DATA FOR THIS EXERCISE:
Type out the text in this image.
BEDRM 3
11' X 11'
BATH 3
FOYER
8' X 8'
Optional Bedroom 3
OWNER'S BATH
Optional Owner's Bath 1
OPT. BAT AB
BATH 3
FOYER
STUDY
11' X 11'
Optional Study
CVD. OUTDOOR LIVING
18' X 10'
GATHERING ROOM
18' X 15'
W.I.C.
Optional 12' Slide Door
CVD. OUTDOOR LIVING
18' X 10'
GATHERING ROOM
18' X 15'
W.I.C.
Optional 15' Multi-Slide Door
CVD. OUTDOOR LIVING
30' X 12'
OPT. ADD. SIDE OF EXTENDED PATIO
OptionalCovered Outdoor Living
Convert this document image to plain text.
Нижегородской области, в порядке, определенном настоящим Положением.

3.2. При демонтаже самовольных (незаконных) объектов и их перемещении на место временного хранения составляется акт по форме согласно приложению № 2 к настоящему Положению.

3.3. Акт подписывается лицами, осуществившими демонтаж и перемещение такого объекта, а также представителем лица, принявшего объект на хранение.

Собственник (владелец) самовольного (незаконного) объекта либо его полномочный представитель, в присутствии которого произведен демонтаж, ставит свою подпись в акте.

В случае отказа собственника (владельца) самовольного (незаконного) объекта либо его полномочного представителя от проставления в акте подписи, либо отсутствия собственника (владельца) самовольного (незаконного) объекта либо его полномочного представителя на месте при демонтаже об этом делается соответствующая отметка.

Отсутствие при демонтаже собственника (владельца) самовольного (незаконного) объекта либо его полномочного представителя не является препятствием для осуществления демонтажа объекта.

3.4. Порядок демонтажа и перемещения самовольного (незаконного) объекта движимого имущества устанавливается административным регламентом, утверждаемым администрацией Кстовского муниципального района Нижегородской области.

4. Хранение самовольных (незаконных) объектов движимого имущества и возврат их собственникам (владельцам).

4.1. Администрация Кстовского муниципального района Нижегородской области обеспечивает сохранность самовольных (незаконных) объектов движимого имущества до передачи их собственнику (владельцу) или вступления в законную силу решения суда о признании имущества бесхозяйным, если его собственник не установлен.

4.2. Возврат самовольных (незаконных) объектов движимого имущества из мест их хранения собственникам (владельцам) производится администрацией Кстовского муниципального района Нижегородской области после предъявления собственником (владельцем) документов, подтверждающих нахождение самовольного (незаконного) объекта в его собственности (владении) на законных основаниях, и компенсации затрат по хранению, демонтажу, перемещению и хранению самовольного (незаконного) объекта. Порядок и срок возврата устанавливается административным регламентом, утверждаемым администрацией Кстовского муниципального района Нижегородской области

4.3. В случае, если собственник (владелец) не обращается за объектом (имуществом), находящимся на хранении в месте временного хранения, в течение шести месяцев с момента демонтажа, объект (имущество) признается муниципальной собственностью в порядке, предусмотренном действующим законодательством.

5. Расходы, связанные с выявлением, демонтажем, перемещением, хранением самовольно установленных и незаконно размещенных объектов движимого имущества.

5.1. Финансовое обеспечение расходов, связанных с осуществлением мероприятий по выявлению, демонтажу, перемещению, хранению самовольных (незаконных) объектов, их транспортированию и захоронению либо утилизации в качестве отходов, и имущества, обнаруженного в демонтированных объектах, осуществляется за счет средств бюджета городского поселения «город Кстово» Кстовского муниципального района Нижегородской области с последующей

AIM OF THE TASK: Write out every entry verbatim.

FINAL RESULT:
Type out the text in this image.
BEDRM 3
11' X 11'
BATH 3
FOYER
8' X 8'
Optional Bedroom 3
OWNER'S BATH
Optional Owner's Bath 1
OPT. BAT AB
BATH 3
FOYER
STUDY
11' X 11'
Optional Study
CVD. OUTDOOR LIVING
18' X 10'
GATHERING ROOM
18' X 15'
W.I.C.
Optional 12' Slide Door
CVD. OUTDOOR LIVING
18' X 10'
GATHERING ROOM
18' X 15'
W.I.C.
Optional 15' Multi-Slide Door
CVD. OUTDOOR LIVING
30' X 12'
OPT. ADD. SIDE OF EXTENDED PATIO
OptionalCovered Outdoor Living
Convert this document image to plain text.
Нижегородской области, в порядке, определенном настоящим Положением.

3.2. При демонтаже самовольных (незаконных) объектов и их перемещении на место временного хранения составляется акт по форме согласно приложению № 2 к настоящему Положению.

3.3. Акт подписывается лицами, осуществившими демонтаж и перемещение такого объекта, а также представителем лица, принявшего объект на хранение.

Собственник (владелец) самовольного (незаконного) объекта либо его полномочный представитель, в присутствии которого произведен демонтаж, ставит свою подпись в акте.

В случае отказа собственника (владельца) самовольного (незаконного) объекта либо его полномочного представителя от проставления в акте подписи, либо отсутствия собственника (владельца) самовольного (незаконного) объекта либо его полномочного представителя на месте при демонтаже об этом делается соответствующая отметка.

Отсутствие при демонтаже собственника (владельца) самовольного (незаконного) объекта либо его полномочного представителя не является препятствием для осуществления демонтажа объекта.

3.4. Порядок демонтажа и перемещения самовольного (незаконного) объекта движимого имущества устанавливается административным регламентом, утверждаемым администрацией Кстовского муниципального района Нижегородской области.

4. Хранение самовольных (незаконных) объектов движимого имущества и возврат их собственникам (владельцам).

4.1. Администрация Кстовского муниципального района Нижегородской области обеспечивает сохранность самовольных (незаконных) объектов движимого имущества до передачи их собственнику (владельцу) или вступления в законную силу решения суда о признании имущества бесхозяйным, если его собственник не установлен.

4.2. Возврат самовольных (незаконных) объектов движимого имущества из мест их хранения собственникам (владельцам) производится администрацией Кстовского муниципального района Нижегородской области после предъявления собственником (владельцем) документов, подтверждающих нахождение самовольного (незаконного) объекта в его собственности (владении) на законных основаниях, и компенсации затрат по хранению, демонтажу, перемещению и хранению самовольного (незаконного) объекта. Порядок и срок возврата устанавливается административным регламентом, утверждаемым администрацией Кстовского муниципального района Нижегородской области

4.3. В случае, если собственник (владелец) не обращается за объектом (имуществом), находящимся на хранении в месте временного хранения, в течение шести месяцев с момента демонтажа, объект (имущество) признается муниципальной собственностью в порядке, предусмотренном действующим законодательством.

5. Расходы, связанные с выявлением, демонтажем, перемещением, хранением самовольно установленных и незаконно размещенных объектов движимого имущества.

5.1. Финансовое обеспечение расходов, связанных с осуществлением мероприятий по выявлению, демонтажу, перемещению, хранению самовольных (незаконных) объектов, их транспортированию и захоронению либо утилизации в качестве отходов, и имущества, обнаруженного в демонтированных объектах, осуществляется за счет средств бюджета городского поселения «город Кстово» Кстовского муниципального района Нижегородской области с последующей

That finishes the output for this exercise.